* EXERCISE OBJECTIVE:
Can you reproduce the data beneath, keeping every line exact?

[start of EXCERPTED RECORDS]

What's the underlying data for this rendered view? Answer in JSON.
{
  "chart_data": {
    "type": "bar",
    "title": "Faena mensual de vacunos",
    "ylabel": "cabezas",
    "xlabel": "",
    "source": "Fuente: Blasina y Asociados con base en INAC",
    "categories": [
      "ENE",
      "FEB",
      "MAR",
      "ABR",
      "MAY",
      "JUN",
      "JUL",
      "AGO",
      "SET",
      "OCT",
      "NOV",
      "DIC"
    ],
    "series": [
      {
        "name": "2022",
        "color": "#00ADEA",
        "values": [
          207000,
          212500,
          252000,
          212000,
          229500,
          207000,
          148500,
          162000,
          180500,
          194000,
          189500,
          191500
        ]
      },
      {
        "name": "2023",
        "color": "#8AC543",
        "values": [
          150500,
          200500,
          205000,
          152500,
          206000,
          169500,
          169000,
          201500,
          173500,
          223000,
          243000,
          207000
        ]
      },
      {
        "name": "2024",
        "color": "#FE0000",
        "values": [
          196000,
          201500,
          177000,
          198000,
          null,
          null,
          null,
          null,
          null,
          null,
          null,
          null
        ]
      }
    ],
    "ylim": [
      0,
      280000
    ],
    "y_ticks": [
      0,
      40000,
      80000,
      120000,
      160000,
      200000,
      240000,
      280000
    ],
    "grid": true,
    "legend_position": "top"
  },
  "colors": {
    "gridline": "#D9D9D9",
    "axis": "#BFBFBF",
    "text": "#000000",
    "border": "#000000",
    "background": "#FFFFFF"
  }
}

[end of EXCERPTED RECORDS]

* TASK SOLUTION:
What's the underlying data for this rendered view? Answer in JSON.
{
  "chart_data": {
    "type": "bar",
    "title": "Faena mensual de vacunos",
    "ylabel": "cabezas",
    "xlabel": "",
    "source": "Fuente: Blasina y Asociados con base en INAC",
    "categories": [
      "ENE",
      "FEB",
      "MAR",
      "ABR",
      "MAY",
      "JUN",
      "JUL",
      "AGO",
      "SET",
      "OCT",
      "NOV",
      "DIC"
    ],
    "series": [
      {
        "name": "2022",
        "color": "#00ADEA",
        "values": [
          207000,
          212500,
          252000,
          212000,
          229500,
          207000,
          148500,
          162000,
          180500,
          194000,
          189500,
          191500
        ]
      },
      {
        "name": "2023",
        "color": "#8AC543",
        "values": [
          150500,
          200500,
          205000,
          152500,
          206000,
          169500,
          169000,
          201500,
          173500,
          223000,
          243000,
          207000
        ]
      },
      {
        "name": "2024",
        "color": "#FE0000",
        "values": [
          196000,
          201500,
          177000,
          198000,
          null,
          null,
          null,
          null,
          null,
          null,
          null,
          null
        ]
      }
    ],
    "ylim": [
      0,
      280000
    ],
    "y_ticks": [
      0,
      40000,
      80000,
      120000,
      160000,
      200000,
      240000,
      280000
    ],
    "grid": true,
    "legend_position": "top"
  },
  "colors": {
    "gridline": "#D9D9D9",
    "axis": "#BFBFBF",
    "text": "#000000",
    "border": "#000000",
    "background": "#FFFFFF"
  }
}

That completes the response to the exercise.